::: Records for processing :::

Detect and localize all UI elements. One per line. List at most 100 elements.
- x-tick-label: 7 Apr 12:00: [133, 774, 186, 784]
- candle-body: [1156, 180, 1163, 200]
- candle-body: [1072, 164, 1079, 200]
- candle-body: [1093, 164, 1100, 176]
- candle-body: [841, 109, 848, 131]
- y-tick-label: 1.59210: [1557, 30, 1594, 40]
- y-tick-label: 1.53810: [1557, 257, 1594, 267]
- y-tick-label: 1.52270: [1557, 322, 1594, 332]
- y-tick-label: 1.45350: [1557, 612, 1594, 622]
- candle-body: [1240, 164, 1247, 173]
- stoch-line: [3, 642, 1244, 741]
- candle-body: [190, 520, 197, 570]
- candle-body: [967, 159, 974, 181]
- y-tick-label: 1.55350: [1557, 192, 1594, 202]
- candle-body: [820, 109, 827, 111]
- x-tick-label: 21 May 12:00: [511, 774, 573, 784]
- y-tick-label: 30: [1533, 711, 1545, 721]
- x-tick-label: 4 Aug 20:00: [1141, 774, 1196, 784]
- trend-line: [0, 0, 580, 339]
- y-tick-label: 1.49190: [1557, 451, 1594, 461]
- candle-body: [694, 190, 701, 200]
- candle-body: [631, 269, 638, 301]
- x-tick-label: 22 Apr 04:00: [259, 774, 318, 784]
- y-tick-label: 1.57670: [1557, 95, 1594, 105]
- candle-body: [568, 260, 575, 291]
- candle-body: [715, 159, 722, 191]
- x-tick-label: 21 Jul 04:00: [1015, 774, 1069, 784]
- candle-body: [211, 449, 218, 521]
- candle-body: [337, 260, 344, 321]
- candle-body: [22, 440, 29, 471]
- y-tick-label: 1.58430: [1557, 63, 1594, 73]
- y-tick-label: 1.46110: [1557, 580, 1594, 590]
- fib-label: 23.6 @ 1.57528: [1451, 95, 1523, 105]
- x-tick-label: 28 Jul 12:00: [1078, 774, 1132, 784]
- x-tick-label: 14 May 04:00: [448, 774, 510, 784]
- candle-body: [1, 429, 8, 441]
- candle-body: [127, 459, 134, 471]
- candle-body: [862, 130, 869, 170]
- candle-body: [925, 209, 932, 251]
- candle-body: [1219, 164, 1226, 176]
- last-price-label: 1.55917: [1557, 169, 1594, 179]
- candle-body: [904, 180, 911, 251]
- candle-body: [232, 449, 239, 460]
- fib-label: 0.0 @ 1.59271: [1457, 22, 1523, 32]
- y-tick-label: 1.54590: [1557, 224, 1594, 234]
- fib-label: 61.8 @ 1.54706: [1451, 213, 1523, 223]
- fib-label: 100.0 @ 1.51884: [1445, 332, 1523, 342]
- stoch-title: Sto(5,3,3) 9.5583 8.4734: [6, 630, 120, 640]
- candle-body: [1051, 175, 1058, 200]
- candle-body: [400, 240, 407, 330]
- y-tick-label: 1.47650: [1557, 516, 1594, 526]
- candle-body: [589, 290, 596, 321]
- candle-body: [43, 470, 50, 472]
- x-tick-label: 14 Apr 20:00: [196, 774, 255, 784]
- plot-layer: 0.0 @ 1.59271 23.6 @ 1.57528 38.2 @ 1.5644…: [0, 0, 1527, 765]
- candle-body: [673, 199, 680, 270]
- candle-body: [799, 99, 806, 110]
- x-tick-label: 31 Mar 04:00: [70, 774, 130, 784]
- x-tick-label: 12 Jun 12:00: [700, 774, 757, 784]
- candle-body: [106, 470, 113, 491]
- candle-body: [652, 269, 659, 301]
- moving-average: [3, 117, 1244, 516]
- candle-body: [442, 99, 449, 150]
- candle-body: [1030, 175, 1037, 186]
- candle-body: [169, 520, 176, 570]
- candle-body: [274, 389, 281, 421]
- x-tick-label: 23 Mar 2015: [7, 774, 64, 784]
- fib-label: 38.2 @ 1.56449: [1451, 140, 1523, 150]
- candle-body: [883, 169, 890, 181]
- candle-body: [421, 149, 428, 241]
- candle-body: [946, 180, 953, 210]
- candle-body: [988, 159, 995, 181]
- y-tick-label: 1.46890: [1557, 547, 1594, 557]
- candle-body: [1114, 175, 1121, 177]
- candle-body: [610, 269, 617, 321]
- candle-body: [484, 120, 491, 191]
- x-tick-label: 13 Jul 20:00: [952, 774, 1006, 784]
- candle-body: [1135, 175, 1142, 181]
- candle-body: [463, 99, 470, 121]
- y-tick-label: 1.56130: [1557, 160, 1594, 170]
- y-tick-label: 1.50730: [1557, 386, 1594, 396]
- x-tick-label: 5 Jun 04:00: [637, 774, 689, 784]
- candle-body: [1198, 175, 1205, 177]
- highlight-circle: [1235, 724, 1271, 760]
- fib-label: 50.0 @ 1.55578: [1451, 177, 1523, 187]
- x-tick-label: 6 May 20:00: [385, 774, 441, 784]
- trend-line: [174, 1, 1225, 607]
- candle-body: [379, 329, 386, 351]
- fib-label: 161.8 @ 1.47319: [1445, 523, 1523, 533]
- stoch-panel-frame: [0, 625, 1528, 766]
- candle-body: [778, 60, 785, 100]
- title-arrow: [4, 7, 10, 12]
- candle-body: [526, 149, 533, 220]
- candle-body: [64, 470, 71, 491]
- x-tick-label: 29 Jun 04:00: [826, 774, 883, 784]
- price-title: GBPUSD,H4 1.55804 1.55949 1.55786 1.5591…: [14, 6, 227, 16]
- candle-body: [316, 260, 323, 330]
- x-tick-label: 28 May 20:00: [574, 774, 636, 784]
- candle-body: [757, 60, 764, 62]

:::

**What is required**
Please convert the lines of every item above into a numbered list, dropping any blank lines.

**In response**
1. Detect and localize all UI elements. One per line. List at most 100 elements.
2. - x-tick-label: 7 Apr 12:00: [133, 774, 186, 784]
3. - candle-body: [1156, 180, 1163, 200]
4. - candle-body: [1072, 164, 1079, 200]
5. - candle-body: [1093, 164, 1100, 176]
6. - candle-body: [841, 109, 848, 131]
7. - y-tick-label: 1.59210: [1557, 30, 1594, 40]
8. - y-tick-label: 1.53810: [1557, 257, 1594, 267]
9. - y-tick-label: 1.52270: [1557, 322, 1594, 332]
10. - y-tick-label: 1.45350: [1557, 612, 1594, 622]
11. - candle-body: [1240, 164, 1247, 173]
12. - stoch-line: [3, 642, 1244, 741]
13. - candle-body: [190, 520, 197, 570]
14. - candle-body: [967, 159, 974, 181]
15. - y-tick-label: 1.55350: [1557, 192, 1594, 202]
16. - candle-body: [820, 109, 827, 111]
17. - x-tick-label: 21 May 12:00: [511, 774, 573, 784]
18. - y-tick-label: 30: [1533, 711, 1545, 721]
19. - x-tick-label: 4 Aug 20:00: [1141, 774, 1196, 784]
20. - trend-line: [0, 0, 580, 339]
21. - y-tick-label: 1.49190: [1557, 451, 1594, 461]
22. - candle-body: [694, 190, 701, 200]
23. - candle-body: [631, 269, 638, 301]
24. - x-tick-label: 22 Apr 04:00: [259, 774, 318, 784]
25. - y-tick-label: 1.57670: [1557, 95, 1594, 105]
26. - candle-body: [568, 260, 575, 291]
27. - candle-body: [715, 159, 722, 191]
28. - x-tick-label: 21 Jul 04:00: [1015, 774, 1069, 784]
29. - candle-body: [211, 449, 218, 521]
30. - candle-body: [337, 260, 344, 321]
31. - candle-body: [22, 440, 29, 471]
32. - y-tick-label: 1.58430: [1557, 63, 1594, 73]
33. - y-tick-label: 1.46110: [1557, 580, 1594, 590]
34. - fib-label: 23.6 @ 1.57528: [1451, 95, 1523, 105]
35. - x-tick-label: 28 Jul 12:00: [1078, 774, 1132, 784]
36. - x-tick-label: 14 May 04:00: [448, 774, 510, 784]
37. - candle-body: [1, 429, 8, 441]
38. - candle-body: [127, 459, 134, 471]
39. - candle-body: [862, 130, 869, 170]
40. - candle-body: [925, 209, 932, 251]
41. - candle-body: [1219, 164, 1226, 176]
42. - last-price-label: 1.55917: [1557, 169, 1594, 179]
43. - candle-body: [904, 180, 911, 251]
44. - candle-body: [232, 449, 239, 460]
45. - fib-label: 0.0 @ 1.59271: [1457, 22, 1523, 32]
46. - y-tick-label: 1.54590: [1557, 224, 1594, 234]
47. - fib-label: 61.8 @ 1.54706: [1451, 213, 1523, 223]
48. - fib-label: 100.0 @ 1.51884: [1445, 332, 1523, 342]
49. - stoch-title: Sto(5,3,3) 9.5583 8.4734: [6, 630, 120, 640]
50. - candle-body: [1051, 175, 1058, 200]
51. - candle-body: [400, 240, 407, 330]
52. - y-tick-label: 1.47650: [1557, 516, 1594, 526]
53. - candle-body: [589, 290, 596, 321]
54. - candle-body: [43, 470, 50, 472]
55. - x-tick-label: 14 Apr 20:00: [196, 774, 255, 784]
56. - plot-layer: 0.0 @ 1.59271 23.6 @ 1.57528 38.2 @ 1.5644…: [0, 0, 1527, 765]
57. - candle-body: [673, 199, 680, 270]
58. - candle-body: [799, 99, 806, 110]
59. - x-tick-label: 31 Mar 04:00: [70, 774, 130, 784]
60. - x-tick-label: 12 Jun 12:00: [700, 774, 757, 784]
61. - candle-body: [106, 470, 113, 491]
62. - candle-body: [652, 269, 659, 301]
63. - moving-average: [3, 117, 1244, 516]
64. - candle-body: [442, 99, 449, 150]
65. - candle-body: [1030, 175, 1037, 186]
66. - candle-body: [169, 520, 176, 570]
67. - candle-body: [274, 389, 281, 421]
68. - x-tick-label: 23 Mar 2015: [7, 774, 64, 784]
69. - fib-label: 38.2 @ 1.56449: [1451, 140, 1523, 150]
70. - candle-body: [883, 169, 890, 181]
71. - candle-body: [421, 149, 428, 241]
72. - candle-body: [946, 180, 953, 210]
73. - candle-body: [988, 159, 995, 181]
74. - y-tick-label: 1.46890: [1557, 547, 1594, 557]
75. - candle-body: [1114, 175, 1121, 177]
76. - candle-body: [610, 269, 617, 321]
77. - candle-body: [484, 120, 491, 191]
78. - x-tick-label: 13 Jul 20:00: [952, 774, 1006, 784]
79. - candle-body: [1135, 175, 1142, 181]
80. - candle-body: [463, 99, 470, 121]
81. - y-tick-label: 1.56130: [1557, 160, 1594, 170]
82. - y-tick-label: 1.50730: [1557, 386, 1594, 396]
83. - x-tick-label: 5 Jun 04:00: [637, 774, 689, 784]
84. - candle-body: [1198, 175, 1205, 177]
85. - highlight-circle: [1235, 724, 1271, 760]
86. - fib-label: 50.0 @ 1.55578: [1451, 177, 1523, 187]
87. - x-tick-label: 6 May 20:00: [385, 774, 441, 784]
88. - trend-line: [174, 1, 1225, 607]
89. - candle-body: [379, 329, 386, 351]
90. - fib-label: 161.8 @ 1.47319: [1445, 523, 1523, 533]
91. - stoch-panel-frame: [0, 625, 1528, 766]
92. - candle-body: [778, 60, 785, 100]
93. - title-arrow: [4, 7, 10, 12]
94. - candle-body: [526, 149, 533, 220]
95. - candle-body: [64, 470, 71, 491]
96. - x-tick-label: 29 Jun 04:00: [826, 774, 883, 784]
97. - price-title: GBPUSD,H4 1.55804 1.55949 1.55786 1.5591…: [14, 6, 227, 16]
98. - candle-body: [316, 260, 323, 330]
99. - x-tick-label: 28 May 20:00: [574, 774, 636, 784]
100. - candle-body: [757, 60, 764, 62]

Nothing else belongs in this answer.